### [Prompt]
Return everything from the first of the lines below down to the line containing "- row-label: Raise", both included, reproduced character for character.

### [Material to process]
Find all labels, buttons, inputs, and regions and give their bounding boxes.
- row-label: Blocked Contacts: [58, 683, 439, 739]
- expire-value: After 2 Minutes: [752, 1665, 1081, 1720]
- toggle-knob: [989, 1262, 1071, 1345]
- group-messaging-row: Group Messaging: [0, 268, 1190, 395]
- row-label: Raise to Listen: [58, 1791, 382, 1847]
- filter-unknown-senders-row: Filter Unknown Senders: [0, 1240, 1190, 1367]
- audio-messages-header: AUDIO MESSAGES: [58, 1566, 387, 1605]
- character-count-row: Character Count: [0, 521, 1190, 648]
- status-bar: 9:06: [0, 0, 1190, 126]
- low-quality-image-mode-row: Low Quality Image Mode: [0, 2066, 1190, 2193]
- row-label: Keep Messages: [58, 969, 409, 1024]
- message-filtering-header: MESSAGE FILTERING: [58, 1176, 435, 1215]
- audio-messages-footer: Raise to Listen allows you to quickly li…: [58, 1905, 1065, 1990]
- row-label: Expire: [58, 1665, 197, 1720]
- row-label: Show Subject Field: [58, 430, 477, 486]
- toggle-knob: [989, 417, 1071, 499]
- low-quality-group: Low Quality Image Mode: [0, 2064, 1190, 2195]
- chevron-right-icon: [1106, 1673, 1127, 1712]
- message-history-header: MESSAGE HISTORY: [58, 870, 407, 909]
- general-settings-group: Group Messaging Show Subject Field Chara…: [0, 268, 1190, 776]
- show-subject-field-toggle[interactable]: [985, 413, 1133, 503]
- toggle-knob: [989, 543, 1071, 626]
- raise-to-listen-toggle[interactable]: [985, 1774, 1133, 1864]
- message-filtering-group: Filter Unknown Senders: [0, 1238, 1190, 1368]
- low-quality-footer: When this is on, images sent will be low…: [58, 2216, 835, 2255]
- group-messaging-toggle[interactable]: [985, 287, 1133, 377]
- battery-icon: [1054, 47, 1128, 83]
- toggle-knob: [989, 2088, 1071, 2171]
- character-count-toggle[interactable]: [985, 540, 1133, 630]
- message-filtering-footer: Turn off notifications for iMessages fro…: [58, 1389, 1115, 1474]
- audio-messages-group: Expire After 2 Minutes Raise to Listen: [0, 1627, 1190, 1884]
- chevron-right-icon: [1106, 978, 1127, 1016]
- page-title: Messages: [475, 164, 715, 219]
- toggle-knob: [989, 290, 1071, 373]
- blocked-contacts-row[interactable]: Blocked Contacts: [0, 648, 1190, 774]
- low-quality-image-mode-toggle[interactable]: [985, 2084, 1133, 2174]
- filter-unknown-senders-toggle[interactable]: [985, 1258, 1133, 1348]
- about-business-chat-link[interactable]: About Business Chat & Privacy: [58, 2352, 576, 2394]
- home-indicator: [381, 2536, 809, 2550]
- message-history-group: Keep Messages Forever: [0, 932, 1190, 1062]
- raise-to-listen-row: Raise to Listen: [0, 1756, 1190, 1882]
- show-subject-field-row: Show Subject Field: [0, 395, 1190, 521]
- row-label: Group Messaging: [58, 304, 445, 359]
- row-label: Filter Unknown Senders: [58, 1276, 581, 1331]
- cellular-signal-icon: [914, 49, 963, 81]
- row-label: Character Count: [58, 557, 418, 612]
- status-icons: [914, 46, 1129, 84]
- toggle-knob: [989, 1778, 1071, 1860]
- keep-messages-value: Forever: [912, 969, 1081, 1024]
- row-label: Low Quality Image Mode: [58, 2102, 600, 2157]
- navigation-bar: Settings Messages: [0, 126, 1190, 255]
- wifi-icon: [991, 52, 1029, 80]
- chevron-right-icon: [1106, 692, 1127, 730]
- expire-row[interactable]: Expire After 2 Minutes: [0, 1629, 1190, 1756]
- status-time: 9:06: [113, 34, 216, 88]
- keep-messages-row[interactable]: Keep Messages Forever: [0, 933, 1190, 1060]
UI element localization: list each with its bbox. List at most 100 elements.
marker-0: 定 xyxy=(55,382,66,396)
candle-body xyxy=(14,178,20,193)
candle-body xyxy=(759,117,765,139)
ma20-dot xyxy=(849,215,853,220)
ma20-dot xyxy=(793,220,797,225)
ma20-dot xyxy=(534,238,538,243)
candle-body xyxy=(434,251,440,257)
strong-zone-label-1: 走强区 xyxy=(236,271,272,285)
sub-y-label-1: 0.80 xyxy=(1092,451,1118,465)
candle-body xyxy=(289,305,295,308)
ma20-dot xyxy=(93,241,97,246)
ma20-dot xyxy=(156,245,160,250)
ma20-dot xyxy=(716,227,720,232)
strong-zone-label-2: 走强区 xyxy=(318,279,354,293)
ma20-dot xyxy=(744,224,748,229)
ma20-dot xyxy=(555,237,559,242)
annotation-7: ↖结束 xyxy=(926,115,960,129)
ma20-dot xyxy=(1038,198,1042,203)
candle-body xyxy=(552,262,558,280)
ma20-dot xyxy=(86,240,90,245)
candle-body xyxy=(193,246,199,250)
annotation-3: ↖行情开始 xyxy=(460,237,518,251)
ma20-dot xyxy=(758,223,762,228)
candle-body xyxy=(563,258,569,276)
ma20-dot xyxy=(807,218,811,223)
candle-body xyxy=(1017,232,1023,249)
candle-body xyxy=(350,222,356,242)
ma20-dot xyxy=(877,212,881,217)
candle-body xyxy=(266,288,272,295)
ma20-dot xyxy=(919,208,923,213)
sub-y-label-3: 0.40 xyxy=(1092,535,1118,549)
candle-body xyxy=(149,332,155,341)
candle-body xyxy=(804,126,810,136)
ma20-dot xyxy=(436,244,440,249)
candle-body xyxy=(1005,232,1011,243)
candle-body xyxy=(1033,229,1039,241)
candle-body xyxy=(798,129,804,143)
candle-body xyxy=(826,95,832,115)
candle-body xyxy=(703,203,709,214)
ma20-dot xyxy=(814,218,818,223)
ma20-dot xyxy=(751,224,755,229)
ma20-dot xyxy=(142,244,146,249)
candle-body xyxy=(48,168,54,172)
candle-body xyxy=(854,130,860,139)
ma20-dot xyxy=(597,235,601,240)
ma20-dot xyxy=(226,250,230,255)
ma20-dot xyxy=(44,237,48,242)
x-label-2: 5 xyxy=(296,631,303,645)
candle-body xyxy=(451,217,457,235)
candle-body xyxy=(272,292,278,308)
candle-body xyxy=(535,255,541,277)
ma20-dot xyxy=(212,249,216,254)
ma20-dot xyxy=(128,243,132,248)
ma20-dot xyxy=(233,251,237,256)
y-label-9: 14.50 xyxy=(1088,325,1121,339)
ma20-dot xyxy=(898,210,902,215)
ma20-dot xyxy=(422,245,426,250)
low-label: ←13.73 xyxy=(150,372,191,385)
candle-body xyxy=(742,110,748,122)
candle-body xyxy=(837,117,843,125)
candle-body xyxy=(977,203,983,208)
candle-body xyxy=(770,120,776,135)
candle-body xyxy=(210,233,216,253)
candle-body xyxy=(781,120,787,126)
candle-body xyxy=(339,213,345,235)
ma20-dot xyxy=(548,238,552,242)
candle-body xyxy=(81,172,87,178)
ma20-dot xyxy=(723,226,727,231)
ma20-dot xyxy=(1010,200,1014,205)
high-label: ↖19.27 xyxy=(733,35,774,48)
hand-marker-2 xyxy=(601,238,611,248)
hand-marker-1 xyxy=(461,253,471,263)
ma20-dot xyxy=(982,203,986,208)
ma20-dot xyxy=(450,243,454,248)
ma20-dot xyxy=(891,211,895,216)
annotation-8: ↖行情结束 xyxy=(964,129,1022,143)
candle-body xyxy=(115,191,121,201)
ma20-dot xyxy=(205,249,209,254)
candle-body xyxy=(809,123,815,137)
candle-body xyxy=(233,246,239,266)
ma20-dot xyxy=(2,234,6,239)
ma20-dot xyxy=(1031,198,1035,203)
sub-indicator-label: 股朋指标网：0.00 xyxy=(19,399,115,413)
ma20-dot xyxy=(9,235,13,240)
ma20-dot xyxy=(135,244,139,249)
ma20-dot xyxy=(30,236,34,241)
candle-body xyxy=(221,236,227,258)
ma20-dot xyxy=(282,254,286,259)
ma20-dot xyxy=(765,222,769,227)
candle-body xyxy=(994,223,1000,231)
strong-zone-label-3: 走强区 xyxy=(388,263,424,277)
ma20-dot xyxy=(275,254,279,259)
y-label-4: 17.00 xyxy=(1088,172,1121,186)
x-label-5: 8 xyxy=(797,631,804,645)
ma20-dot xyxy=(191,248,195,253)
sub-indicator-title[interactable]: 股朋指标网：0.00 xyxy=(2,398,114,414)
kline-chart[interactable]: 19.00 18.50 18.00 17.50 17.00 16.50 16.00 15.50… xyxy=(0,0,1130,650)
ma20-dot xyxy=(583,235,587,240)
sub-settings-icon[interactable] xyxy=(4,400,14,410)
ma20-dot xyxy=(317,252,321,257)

### [Written answer]
Find all labels, buttons, inputs, and regions and give their bounding boxes.
- row-label: Blocked Contacts: [58, 683, 439, 739]
- expire-value: After 2 Minutes: [752, 1665, 1081, 1720]
- toggle-knob: [989, 1262, 1071, 1345]
- group-messaging-row: Group Messaging: [0, 268, 1190, 395]
- row-label: Raise to Listen: [58, 1791, 382, 1847]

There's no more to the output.